- TASK REQUIREMENTS
Each line containing the word "name" must be reported.

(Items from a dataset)
####

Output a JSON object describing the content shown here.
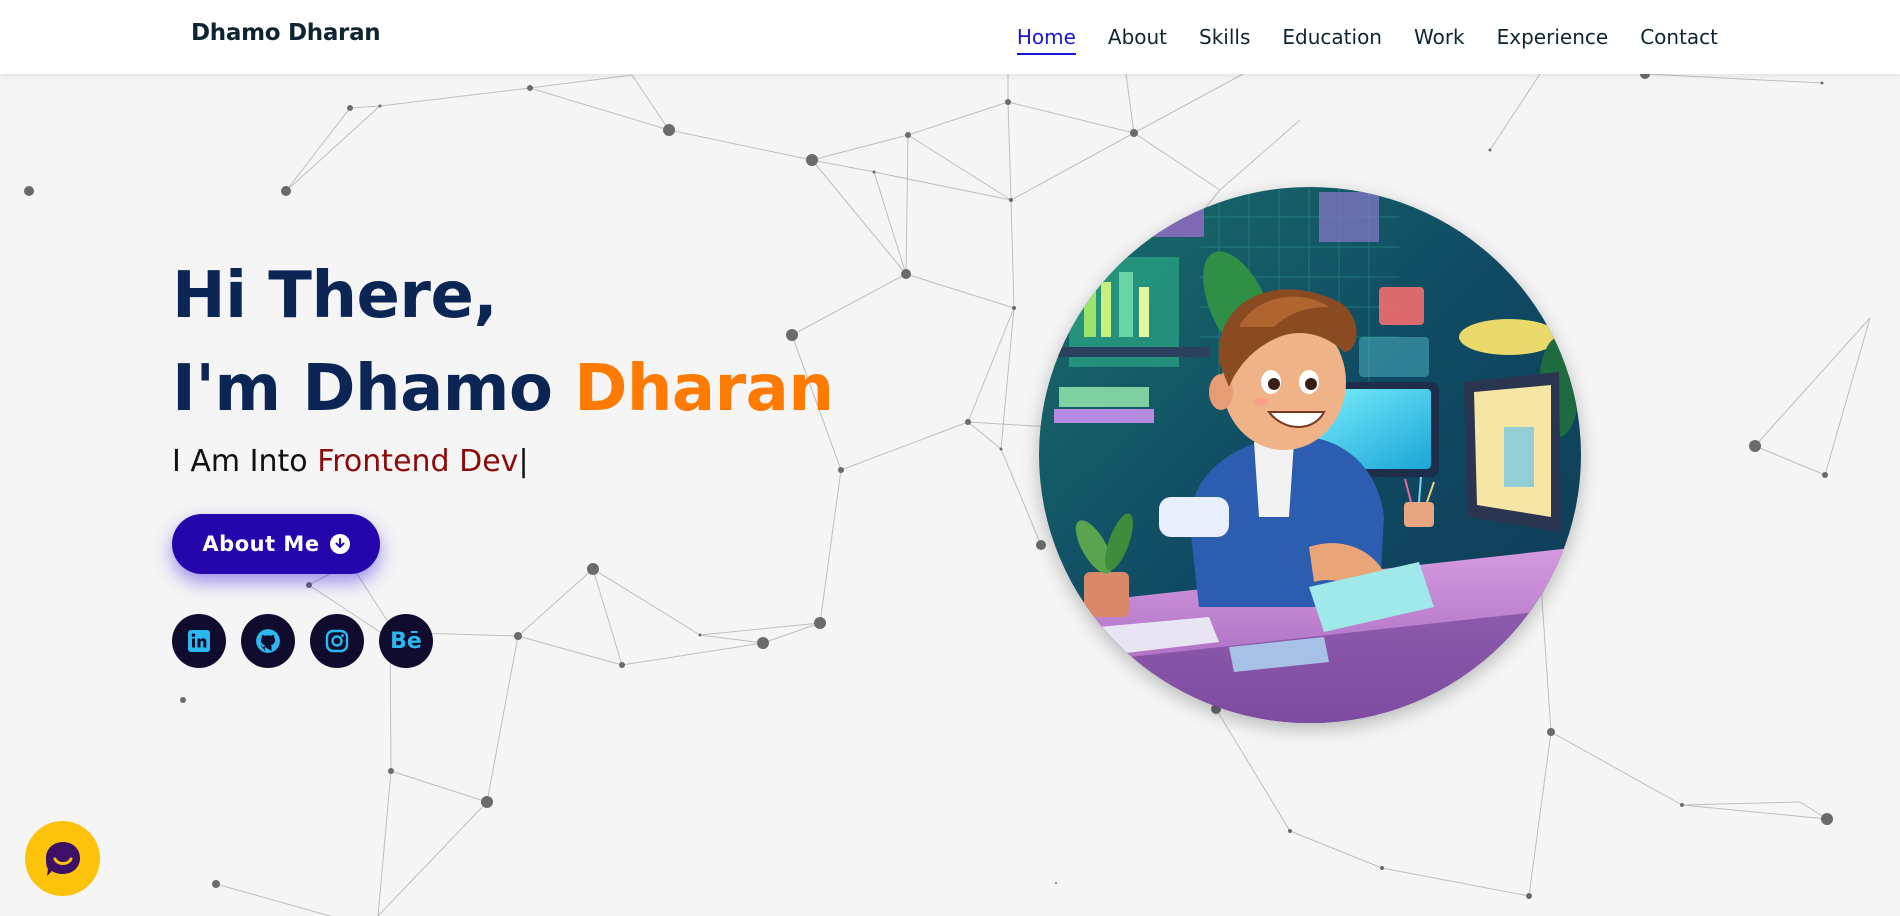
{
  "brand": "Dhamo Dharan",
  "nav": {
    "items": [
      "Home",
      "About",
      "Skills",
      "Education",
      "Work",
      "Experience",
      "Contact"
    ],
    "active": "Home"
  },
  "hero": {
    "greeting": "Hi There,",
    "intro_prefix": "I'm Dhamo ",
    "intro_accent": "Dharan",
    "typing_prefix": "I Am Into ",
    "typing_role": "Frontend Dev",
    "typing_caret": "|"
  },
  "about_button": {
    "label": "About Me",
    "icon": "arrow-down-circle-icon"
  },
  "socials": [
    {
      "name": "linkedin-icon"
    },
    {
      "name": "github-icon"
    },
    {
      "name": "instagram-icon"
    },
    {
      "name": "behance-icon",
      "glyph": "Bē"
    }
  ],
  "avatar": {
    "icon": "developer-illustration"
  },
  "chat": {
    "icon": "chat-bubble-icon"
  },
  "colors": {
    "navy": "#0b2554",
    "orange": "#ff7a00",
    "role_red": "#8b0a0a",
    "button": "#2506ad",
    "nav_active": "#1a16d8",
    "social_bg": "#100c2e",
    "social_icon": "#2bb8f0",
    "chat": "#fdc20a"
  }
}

####

- COMPLETE ANSWER
      "name": "linkedin-icon"
      "name": "github-icon"
      "name": "instagram-icon"
      "name": "behance-icon",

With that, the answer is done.